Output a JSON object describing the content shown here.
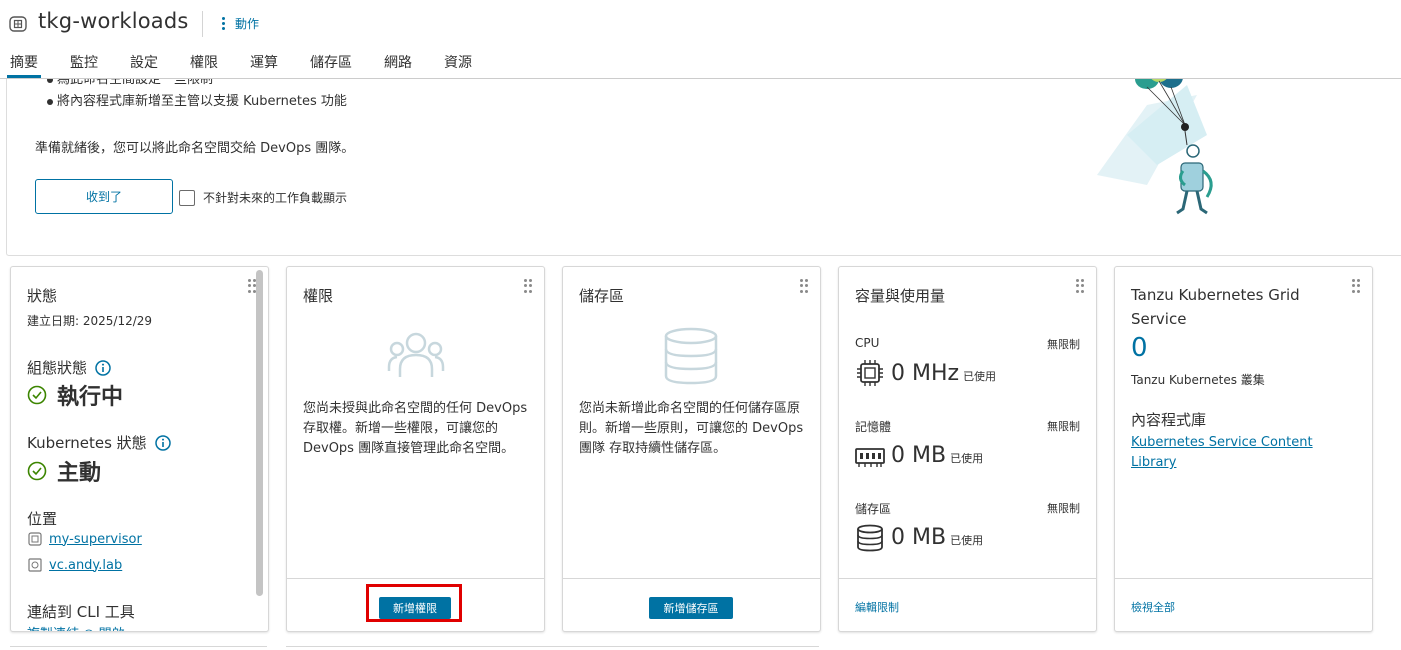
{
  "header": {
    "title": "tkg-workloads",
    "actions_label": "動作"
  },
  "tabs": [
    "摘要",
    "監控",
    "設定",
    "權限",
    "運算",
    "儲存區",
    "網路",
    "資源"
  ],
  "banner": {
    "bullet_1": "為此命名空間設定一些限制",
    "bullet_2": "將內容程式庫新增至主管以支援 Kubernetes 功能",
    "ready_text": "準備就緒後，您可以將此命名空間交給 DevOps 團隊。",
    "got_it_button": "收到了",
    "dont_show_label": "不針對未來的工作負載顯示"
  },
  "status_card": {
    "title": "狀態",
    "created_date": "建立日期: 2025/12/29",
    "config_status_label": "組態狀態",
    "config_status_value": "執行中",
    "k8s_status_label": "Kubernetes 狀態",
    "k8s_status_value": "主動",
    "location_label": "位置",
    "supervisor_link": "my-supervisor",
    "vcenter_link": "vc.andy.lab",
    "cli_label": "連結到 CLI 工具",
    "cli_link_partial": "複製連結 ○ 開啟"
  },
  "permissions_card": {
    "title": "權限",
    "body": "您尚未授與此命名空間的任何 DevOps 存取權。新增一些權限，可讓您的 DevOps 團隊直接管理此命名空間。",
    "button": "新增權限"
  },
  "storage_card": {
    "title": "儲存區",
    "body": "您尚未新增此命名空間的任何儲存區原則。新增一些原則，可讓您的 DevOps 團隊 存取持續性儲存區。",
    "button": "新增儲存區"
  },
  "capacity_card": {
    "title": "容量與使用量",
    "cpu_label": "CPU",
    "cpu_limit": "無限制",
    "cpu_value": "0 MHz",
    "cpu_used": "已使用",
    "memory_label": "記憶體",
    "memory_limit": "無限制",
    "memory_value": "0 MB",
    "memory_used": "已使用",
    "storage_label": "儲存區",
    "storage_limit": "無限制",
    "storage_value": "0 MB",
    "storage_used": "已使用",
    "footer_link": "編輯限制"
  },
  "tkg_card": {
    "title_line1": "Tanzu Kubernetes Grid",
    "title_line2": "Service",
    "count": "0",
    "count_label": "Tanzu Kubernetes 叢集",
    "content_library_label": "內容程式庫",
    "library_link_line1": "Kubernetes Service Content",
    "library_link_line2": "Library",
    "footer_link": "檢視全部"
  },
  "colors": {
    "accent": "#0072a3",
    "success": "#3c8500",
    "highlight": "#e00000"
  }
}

Exercise prompt ▸ Copy each line above precisely, dropping the pictures.

Solution below ▸
Output a JSON object describing the content shown here.
{
  "header": {
    "title": "tkg-workloads",
    "actions_label": "動作"
  },
  "tabs": [
    "摘要",
    "監控",
    "設定",
    "權限",
    "運算",
    "儲存區",
    "網路",
    "資源"
  ],
  "banner": {
    "bullet_1": "為此命名空間設定一些限制",
    "bullet_2": "將內容程式庫新增至主管以支援 Kubernetes 功能",
    "ready_text": "準備就緒後，您可以將此命名空間交給 DevOps 團隊。",
    "got_it_button": "收到了",
    "dont_show_label": "不針對未來的工作負載顯示"
  },
  "status_card": {
    "title": "狀態",
    "created_date": "建立日期: 2025/12/29",
    "config_status_label": "組態狀態",
    "config_status_value": "執行中",
    "k8s_status_label": "Kubernetes 狀態",
    "k8s_status_value": "主動",
    "location_label": "位置",
    "supervisor_link": "my-supervisor",
    "vcenter_link": "vc.andy.lab",
    "cli_label": "連結到 CLI 工具",
    "cli_link_partial": "複製連結 ○ 開啟"
  },
  "permissions_card": {
    "title": "權限",
    "body": "您尚未授與此命名空間的任何 DevOps 存取權。新增一些權限，可讓您的 DevOps 團隊直接管理此命名空間。",
    "button": "新增權限"
  },
  "storage_card": {
    "title": "儲存區",
    "body": "您尚未新增此命名空間的任何儲存區原則。新增一些原則，可讓您的 DevOps 團隊 存取持續性儲存區。",
    "button": "新增儲存區"
  },
  "capacity_card": {
    "title": "容量與使用量",
    "cpu_label": "CPU",
    "cpu_limit": "無限制",
    "cpu_value": "0 MHz",
    "cpu_used": "已使用",
    "memory_label": "記憶體",
    "memory_limit": "無限制",
    "memory_value": "0 MB",
    "memory_used": "已使用",
    "storage_label": "儲存區",
    "storage_limit": "無限制",
    "storage_value": "0 MB",
    "storage_used": "已使用",
    "footer_link": "編輯限制"
  },
  "tkg_card": {
    "title_line1": "Tanzu Kubernetes Grid",
    "title_line2": "Service",
    "count": "0",
    "count_label": "Tanzu Kubernetes 叢集",
    "content_library_label": "內容程式庫",
    "library_link_line1": "Kubernetes Service Content",
    "library_link_line2": "Library",
    "footer_link": "檢視全部"
  },
  "colors": {
    "accent": "#0072a3",
    "success": "#3c8500",
    "highlight": "#e00000"
  }
}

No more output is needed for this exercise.